[begin RECORDS PROVIDED]

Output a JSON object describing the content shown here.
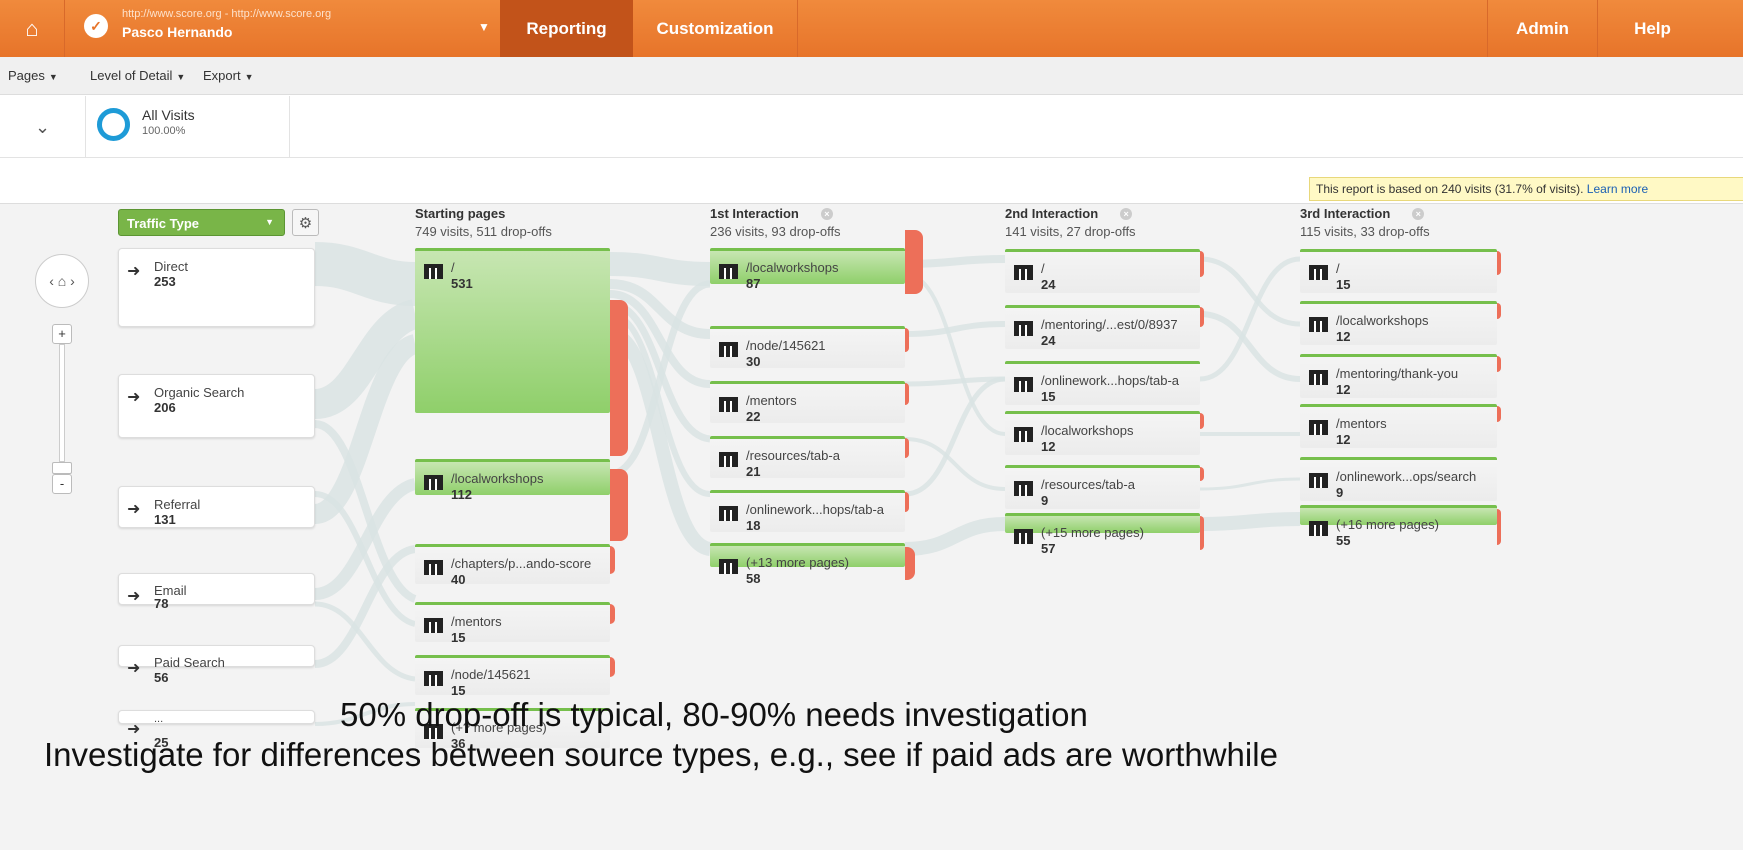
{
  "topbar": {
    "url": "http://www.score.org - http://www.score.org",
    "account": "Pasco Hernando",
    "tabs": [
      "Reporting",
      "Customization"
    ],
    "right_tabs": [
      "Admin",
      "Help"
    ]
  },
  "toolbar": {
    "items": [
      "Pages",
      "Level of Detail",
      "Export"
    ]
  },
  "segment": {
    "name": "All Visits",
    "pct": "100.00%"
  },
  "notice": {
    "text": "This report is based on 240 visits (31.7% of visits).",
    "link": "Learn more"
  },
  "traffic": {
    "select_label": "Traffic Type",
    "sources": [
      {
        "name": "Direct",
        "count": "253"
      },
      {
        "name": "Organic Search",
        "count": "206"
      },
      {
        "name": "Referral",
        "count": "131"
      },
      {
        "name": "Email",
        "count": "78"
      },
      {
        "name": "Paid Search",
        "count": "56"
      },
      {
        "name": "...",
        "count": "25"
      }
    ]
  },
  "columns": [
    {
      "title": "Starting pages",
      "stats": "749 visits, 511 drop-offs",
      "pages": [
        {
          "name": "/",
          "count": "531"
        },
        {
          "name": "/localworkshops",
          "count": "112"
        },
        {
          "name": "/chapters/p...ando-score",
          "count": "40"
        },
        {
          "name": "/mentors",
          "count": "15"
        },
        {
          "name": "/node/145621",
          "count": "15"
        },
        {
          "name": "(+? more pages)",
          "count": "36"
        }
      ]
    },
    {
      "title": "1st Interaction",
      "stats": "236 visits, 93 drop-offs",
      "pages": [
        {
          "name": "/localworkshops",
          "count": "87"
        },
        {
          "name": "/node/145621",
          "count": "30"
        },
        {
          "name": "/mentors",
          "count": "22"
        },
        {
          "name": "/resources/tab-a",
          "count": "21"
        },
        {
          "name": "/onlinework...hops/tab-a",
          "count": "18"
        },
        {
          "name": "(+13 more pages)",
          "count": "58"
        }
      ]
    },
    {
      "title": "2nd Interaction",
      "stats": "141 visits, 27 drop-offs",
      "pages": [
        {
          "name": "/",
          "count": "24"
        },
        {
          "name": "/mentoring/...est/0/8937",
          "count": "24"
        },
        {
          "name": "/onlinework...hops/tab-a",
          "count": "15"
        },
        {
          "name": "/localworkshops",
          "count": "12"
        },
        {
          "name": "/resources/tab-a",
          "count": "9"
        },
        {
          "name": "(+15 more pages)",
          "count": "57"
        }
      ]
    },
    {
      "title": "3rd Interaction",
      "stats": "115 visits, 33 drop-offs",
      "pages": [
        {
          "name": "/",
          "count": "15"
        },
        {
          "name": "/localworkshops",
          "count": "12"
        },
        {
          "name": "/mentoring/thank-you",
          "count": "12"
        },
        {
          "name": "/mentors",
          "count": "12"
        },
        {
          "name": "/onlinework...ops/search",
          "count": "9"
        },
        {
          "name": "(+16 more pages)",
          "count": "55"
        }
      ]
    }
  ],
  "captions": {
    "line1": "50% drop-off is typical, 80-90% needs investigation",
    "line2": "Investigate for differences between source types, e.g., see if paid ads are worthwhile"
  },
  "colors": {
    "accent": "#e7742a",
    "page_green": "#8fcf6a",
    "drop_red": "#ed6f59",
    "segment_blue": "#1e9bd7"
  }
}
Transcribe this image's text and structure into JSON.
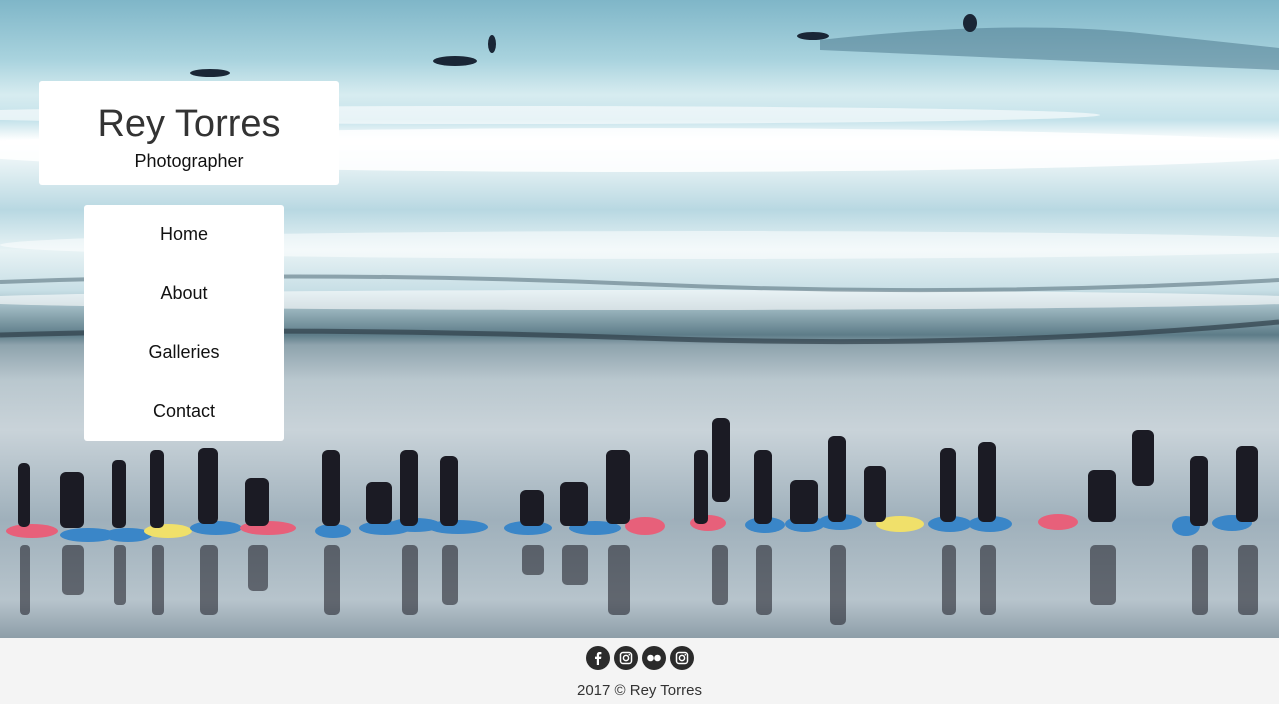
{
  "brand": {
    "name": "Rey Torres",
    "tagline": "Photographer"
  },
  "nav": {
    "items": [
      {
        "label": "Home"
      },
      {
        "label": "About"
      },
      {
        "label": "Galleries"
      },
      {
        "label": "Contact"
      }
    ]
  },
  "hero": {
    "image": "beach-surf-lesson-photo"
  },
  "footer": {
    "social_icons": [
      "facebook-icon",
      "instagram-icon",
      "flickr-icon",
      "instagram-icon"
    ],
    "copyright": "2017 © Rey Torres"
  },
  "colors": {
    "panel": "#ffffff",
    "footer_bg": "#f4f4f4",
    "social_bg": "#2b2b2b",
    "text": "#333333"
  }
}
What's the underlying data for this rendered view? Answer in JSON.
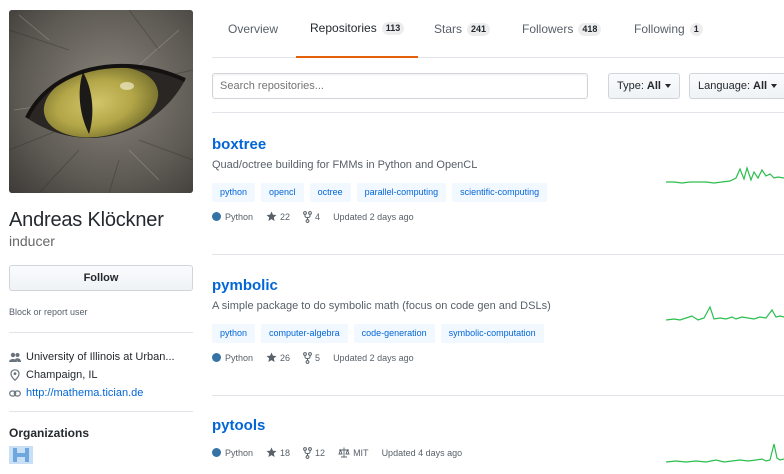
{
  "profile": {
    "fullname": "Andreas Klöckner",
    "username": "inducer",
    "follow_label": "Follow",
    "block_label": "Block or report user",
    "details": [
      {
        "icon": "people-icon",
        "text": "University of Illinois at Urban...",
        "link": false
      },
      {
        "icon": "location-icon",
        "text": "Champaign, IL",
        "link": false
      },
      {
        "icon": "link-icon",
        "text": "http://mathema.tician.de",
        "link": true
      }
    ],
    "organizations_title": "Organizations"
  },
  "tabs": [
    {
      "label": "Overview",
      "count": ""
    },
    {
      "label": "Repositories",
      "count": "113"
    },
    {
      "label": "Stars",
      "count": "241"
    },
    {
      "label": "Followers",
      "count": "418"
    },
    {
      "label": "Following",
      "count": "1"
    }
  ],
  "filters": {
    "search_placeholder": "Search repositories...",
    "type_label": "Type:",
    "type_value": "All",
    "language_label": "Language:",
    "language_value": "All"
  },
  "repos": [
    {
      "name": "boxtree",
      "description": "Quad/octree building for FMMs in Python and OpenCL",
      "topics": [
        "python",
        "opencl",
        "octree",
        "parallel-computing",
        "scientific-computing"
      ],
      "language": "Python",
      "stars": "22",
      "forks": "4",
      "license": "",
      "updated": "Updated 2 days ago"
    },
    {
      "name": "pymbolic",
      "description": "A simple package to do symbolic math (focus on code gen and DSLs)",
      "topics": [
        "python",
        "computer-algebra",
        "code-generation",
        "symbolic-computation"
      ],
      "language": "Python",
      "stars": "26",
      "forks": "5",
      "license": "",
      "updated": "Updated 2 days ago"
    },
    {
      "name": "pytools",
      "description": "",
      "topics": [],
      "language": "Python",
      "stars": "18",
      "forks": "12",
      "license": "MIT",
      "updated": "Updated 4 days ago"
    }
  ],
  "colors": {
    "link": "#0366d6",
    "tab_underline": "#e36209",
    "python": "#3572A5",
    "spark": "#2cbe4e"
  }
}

[end RECORDS PROVIDED]

» **THE EXERCISE**
Take each line of the material that contains the word "offs" and list it.

» **WRITTEN RESPONSE**
      "stats": "749 visits, 511 drop-offs",
      "stats": "236 visits, 93 drop-offs",
      "stats": "141 visits, 27 drop-offs",
      "stats": "115 visits, 33 drop-offs",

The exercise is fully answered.